# PASSAGE PROVIDED

_ _ _

Wednesday, July 27, 2011

The Future Starts To Look Grim

I am talking about the future of the economy.

I am starting to see signs of a new recession and a new bear market. For now, this is just speculation with no technical confirmation from the markets, but there are a few clues that hint in this direction.

First, here is the chart of the leading indicators for the OECD countries and for the emerging economies. The chart is taken from the ECB latest monthly report.

The red line and circles are mine. Notice that the series is starting to turn. The same turns coming from such levels in the past have been leading economic recessions.

Then, a leading indicator of economic and stock market performance has just broken its bull market range: Gallup Economic Confidence Index. This break is confirmed by the advance data for July for the UM Consumer Sentiment (chart not included).

Looking back into history, I learned to trust confidence indicators. The above is a strong signal of future trouble. I found that such a signal is to be taken seriously when the move is confirmed by the Index of Major Purchases in Europe - a consumer confidence measure that is calculated by myself using data from the monthly consumer survey in Europe.

The recent weakness of this index is as big or bigger than at past major tops.

The above does not necessarily have implications for the intermediate term for now, but it might have after a few months. I think the market will start to anticipate the expected H2 2011 economic acceleration, probably after weakness into the August NFP number next week. Still, if economic data does not come in strong enough this autumn, the bull market will probably end.

I am labeling this post "the next bear market" because I intend to gather more data on this as it becomes available.

Tuesday, July 26, 2011

Out at 1328

We got a too big pullback and no big bounce after the 10 am data. Intraday cpc is also too bullish.

Long at 1332.5

I am looking for a strong rally today

Ready for Break-Out

Above, in the weekly chart, the SPX is up against strong resistance. By the looks of it, it is ready to break out above. With the debt ceiling raise deadline approaching very fast, I think the market will rally in advance, starting today.

A bearish case can be still made. Indeed, the latest two strong up days did not generate more than 90% of the volume to the upside. Also, the 13 day ema of TRIN has dropped unusually fast on July the 11th. A strong day down from these levels would switch me to the bear camp, but I do not think this can happen until there is a clear resolution on the debt ceiling.

Monday, July 25, 2011

Out at 1328.25

I was stopped out immediately after the Sunday open.

My outlook had switched to bullish but the current market action, if it results in a big trend day down, will make me look again for a move to the 1270 zone.

_ _ _

# WHAT TO DO
**1)** According to the market blog, why did the author get out at 1328 on July 26? Answer in one to three sentences.
**2)** Do these statements agree with the market blog? (a) The chart of leading indicators was taken from the ECB's latest monthly report. (b) The Index of Major Purchases in Europe is a figure the ECB publishes. (c) On July 26 the author expected the market to start falling that day. For each, answer yes or no and quote the deciding words.
**3)** How would the market blog go on after its last sentence? Carry it forward from there.
The records come from a different source than the market blog.

# PROVIDED MATERIAL
_ _ _

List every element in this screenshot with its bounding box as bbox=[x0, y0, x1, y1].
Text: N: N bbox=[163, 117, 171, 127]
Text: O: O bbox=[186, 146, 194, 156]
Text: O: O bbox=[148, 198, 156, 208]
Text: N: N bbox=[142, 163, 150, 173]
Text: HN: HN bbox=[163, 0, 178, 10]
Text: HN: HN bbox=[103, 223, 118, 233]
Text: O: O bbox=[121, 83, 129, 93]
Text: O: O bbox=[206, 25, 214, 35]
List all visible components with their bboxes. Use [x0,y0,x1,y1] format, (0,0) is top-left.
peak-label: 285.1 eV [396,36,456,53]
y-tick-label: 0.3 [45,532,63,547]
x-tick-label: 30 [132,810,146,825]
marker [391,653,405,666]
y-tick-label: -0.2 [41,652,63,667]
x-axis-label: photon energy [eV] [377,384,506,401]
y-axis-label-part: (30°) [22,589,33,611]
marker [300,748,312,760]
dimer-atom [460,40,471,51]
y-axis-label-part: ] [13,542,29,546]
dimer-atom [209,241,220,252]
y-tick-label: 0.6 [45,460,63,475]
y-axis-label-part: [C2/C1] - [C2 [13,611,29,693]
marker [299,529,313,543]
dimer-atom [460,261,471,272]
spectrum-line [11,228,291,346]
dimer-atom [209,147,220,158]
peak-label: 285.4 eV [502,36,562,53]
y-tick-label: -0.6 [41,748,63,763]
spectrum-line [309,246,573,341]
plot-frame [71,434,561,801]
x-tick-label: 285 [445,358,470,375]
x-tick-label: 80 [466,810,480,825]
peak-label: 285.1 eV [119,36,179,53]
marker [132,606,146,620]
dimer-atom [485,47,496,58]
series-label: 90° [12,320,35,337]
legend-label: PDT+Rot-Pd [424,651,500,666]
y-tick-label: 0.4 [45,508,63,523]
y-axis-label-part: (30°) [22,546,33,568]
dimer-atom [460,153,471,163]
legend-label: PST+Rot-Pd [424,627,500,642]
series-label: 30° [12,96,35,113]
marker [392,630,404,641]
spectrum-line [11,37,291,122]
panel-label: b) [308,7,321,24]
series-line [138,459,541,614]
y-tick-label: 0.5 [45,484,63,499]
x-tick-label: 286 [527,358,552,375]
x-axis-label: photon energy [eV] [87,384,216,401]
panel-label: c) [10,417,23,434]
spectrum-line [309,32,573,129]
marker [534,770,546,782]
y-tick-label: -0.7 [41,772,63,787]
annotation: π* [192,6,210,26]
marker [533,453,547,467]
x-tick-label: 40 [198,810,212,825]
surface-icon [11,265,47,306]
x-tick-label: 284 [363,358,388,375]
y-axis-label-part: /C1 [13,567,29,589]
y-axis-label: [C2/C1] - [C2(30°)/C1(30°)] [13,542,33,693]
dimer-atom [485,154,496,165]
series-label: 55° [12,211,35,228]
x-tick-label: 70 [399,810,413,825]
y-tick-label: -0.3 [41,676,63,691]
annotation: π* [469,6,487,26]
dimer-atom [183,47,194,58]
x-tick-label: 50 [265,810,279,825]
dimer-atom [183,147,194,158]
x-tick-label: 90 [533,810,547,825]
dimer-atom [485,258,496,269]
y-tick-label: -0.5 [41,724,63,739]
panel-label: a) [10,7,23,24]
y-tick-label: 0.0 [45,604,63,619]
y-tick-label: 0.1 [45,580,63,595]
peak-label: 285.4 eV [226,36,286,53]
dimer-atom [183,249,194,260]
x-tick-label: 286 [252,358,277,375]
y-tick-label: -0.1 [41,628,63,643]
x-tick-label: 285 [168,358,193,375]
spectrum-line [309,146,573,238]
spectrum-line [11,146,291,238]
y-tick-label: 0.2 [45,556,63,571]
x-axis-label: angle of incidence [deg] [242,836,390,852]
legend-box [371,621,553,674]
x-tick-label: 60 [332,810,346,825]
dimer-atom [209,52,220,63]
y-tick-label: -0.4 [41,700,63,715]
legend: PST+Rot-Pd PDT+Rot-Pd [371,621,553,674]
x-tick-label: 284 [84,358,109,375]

_ _ _

# ANSWERS FOR THIS EXERCISE
**1)** The author got out because the market made too big a pullback and did not bounce strongly after the 10 am data. The intraday cpc was also too bullish.

**2)**
(a) Yes: "The chart is taken from the ECB latest monthly report."
(b) No: "a consumer confidence measure that is calculated by myself using data from the monthly consumer survey in Europe."
(c) No: "I think the market will rally in advance, starting today."

**3)**
Friday, July 22, 2011

Long at 1335.25

The market corrected about 11 points (double the previous corrections in this up move) and it seems to hold the 1334.5 support.

I am now looking for new highs on the daily chart. My range bound scenario is wrong.

Wednesday, July 20, 2011

Out at 1323.5 ES

The market is acting weak near the close. This is normal behavior after a strong day like yesterday but I do not want to risk it, especially since my initial target of 1330 SPX was reached

Holding Longs

The market is already at my expected target but the EU summit is tomorrow. Also, with signs of agreement over the debt ceiling coming from the US, I do not think traders are going to risk it on the short side today. We might even get a nice surprise from the housing data at 10 am. Thus, I will keep my longs unless there is significant weakness today. The next target to the upside is SPX 1340.


Tuesday, July 19, 2011

Long at 1311.25 ES

Smaller than usual position size because the market is already up a lot.

Short Term Roadmap

My very short term outlook (several days) has changed. I now expect a multiday direct rise until the EU summit on Thursday. Then, I expect a further drop just below the 200 DMA.

The main reason for this move up is the way the market tries to anticipate the outcome of the EU summit. This scenario is confirmed by yesterday's strength after the lunch.

I expect this rally to stop around the SPX 1330 daily resistance and be followed by a further drop to the 200 DMA because I think the market will fall into the Q2 GDP report on the 29th and also, because I noticed that this is a good general roadmap for bigger corrections. Here is the January 2010 correction:

A match between what is expected to happen now and what generally happens suggests the scenario has some good odds of success.

Monday, July 18, 2011

Out at 1299.5

I do not like the persistent strength after the lunch and I did not have the best entry.

Short at 1303.5 ES

Looking for a big trend day down.

Weekly Wrap Up, July 11 - July 15 2011

Economy: Retail Sales report suggesting future consumer strength

The pace of change of real retail sales has started to slightly accelerate from between the green horizontal lines, a turn that usually suggests the series will rise in the near future.



S&P500: The market looks prone to play the range-bound theme

As the weekly SPX chart above shows, the initial powerful thrust upwards (green ellipse) has not had follow through (red ellipse). Since breadth has been weak lately and since it stayed weak, as the TRIN 13 day ema suggests, the market will most probably retrace towards the bottom of the range shown above.





Looking Forward

Next week will be marked by an ongoing earnings season, ongoing negotiations over the debt ceiling, by housing data and by a big EU summit on Greece. I think the market will anticipate/react to most of these events by falling. Only the EU summit may induce some upside for the market as it will probably try to anticipate a positive outcome.


Trading

I will be looking for short-term short entries on Monday or Tuesday. Although there were some good pull backs last week, I deferred shorting as I expected the incoming economic data and Ben Bernanke's testimony to represent reasons for a multiday pull-back.

As the market fell this last week, it seems that smaller pull-backs were 10 points long and a larger pull-back was 20 points long. At Friday's close, the market had already retraced 10 points from the intraday low on Thursday.



Wednesday, July 13, 2011

Range-Bound

The market action after the bad employment report on Friday is not something that fits in my new bull leg scenario. Also, one indicator I watch for breadth, the 13 day EMA of TRIN, dropped unusually fast on Monday's sell off (the scale is inverted), a behavior uncommon to bull legs.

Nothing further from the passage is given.